§ **Excerpt**:
SGAD: Semantic and Geometric-aware Descriptor for Local Feature Matching

TL;DR

SGAD introduces a novel semantic and geometric-aware descriptor network that enhances local feature matching by generating highly discriminative descriptors, enabling direct matching without complex graph optimization, significantly improving accuracy and efficiency.

Contribution

The paper proposes SGAD, a new descriptor network that rethinks area-based matching, along with a supervision strategy and redundancy filter, to improve matching accuracy and efficiency without complex graph matching.

Findings

Reduces runtime by 60x compared to MESA.

Achieves higher accuracy in outdoor pose estimation.

Sets new state-of-the-art in indoor pose estimation.

§ **Data excerpt**:

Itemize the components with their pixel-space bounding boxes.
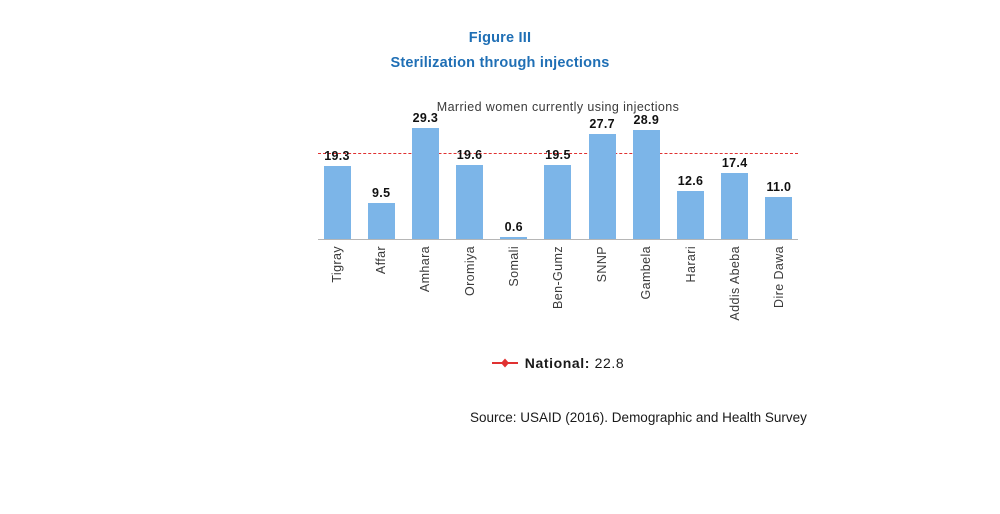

§ **Problems**:
A: From the SGAD summary, reproduce the part that opens with the words containing "SGAD: Semantic and" and closes with "complex graph matching.".
B: Answer these questions using the SGAD summary:
(i) By what factor does SGAD reduce runtime compared to MESA?
(ii) In which kind of pose estimation does SGAD set a new state of the art?
(iii) What two things does the paper propose alongside the descriptor network?
C: Pick up the SGAD summary from where it stops and continue it.

§ **The answers**:
A:
SGAD: Semantic and Geometric-aware Descriptor for Local Feature Matching

TL;DR

SGAD introduces a novel semantic and geometric-aware descriptor network that enhances local feature matching by generating highly discriminative descriptors, enabling direct matching without complex graph optimization, significantly improving accuracy and efficiency.

Contribution

The paper proposes SGAD, a new descriptor network that rethinks area-based matching, along with a supervision strategy and redundancy filter, to improve matching accuracy and efficiency without complex graph matching.

B:
(i) 60x
(ii) Indoor pose estimation
(iii) A supervision strategy and a redundancy filter

C:
Abstract

Local feature matching remains a fundamental challenge in computer vision. Recent Area to Point Matching (A2PM) methods have improved matching accuracy. However, existing research based on this framework relies on inefficient pixel-level comparisons and complex graph matching that limit scalability. In this work, we introduce the Semantic and Geometric-aware Descriptor Network (SGAD), which fundamentally rethinks area-based matching by generating highly discriminative area descriptors that enable direct matching without complex graph optimization. This approach significantly improves both accuracy and efficiency of area matching. We further improve the performance of area matching through a novel supervision strategy that decomposes the area matching task into classification and ranking subtasks. Finally, we introduce the Hierarchical Containment Redundancy Filter (HCRF) to eliminate overlapping areas by analyzing containment graphs. SGAD demonstrates remarkable performance gains, reducing runtime by 60x (0.82s vs. 60.23s) compared to MESA. Extensive evaluations show consistent improvements across multiple point matchers: SGAD+LoFTR reduces runtime compared to DKM, while achieving higher accuracy (0.82s vs. 1.51s, 65.98 vs. 61.11) in outdoor pose estimation, and SGAD+ROMA delivers +7.39% AUC@5{\deg} in indoor pose estimation, establishing a new state-of-the-art.